SUPPLIED DATA:
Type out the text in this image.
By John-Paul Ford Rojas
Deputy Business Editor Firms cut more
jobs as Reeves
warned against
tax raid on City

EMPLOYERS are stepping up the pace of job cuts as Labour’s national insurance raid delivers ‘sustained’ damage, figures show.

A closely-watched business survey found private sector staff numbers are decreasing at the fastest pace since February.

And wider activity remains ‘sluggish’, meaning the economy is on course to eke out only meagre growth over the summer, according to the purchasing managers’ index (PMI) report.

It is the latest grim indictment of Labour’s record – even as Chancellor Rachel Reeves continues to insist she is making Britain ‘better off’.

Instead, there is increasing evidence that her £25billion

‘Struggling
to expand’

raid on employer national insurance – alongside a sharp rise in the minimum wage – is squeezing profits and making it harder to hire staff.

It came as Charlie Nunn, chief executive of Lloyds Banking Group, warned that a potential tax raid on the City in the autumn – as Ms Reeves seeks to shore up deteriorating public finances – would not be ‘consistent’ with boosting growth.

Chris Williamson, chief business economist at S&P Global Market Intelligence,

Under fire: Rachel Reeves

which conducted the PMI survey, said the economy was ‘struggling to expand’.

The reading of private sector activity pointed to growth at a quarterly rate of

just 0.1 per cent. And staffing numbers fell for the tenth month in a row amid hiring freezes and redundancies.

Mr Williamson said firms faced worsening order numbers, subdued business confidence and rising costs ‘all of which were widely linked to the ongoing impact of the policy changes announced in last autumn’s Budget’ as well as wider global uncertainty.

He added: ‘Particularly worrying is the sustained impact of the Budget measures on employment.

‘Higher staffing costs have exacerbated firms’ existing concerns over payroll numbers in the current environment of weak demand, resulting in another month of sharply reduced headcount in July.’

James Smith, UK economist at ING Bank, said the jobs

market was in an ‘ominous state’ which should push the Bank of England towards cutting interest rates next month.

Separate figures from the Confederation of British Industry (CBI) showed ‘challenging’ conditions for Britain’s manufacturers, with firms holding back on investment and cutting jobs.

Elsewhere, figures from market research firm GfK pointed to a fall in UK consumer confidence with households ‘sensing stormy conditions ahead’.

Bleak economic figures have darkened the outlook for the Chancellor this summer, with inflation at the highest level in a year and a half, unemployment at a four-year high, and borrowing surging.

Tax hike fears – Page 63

WHAT IS EXPECTED:
From the data above, pick out each line containing "Reeves" and copy it.

OUTPUT BELOW:
jobs as Reeves
It is the latest grim indictment of Labour’s record – even as Chancellor Rachel Reeves continues to insist she is making Britain ‘better off’.
It came as Charlie Nunn, chief executive of Lloyds Banking Group, warned that a potential tax raid on the City in the autumn – as Ms Reeves seeks to shore up deteriorating public finances – would not be ‘consistent’ with boosting growth.
Under fire: Rachel Reeves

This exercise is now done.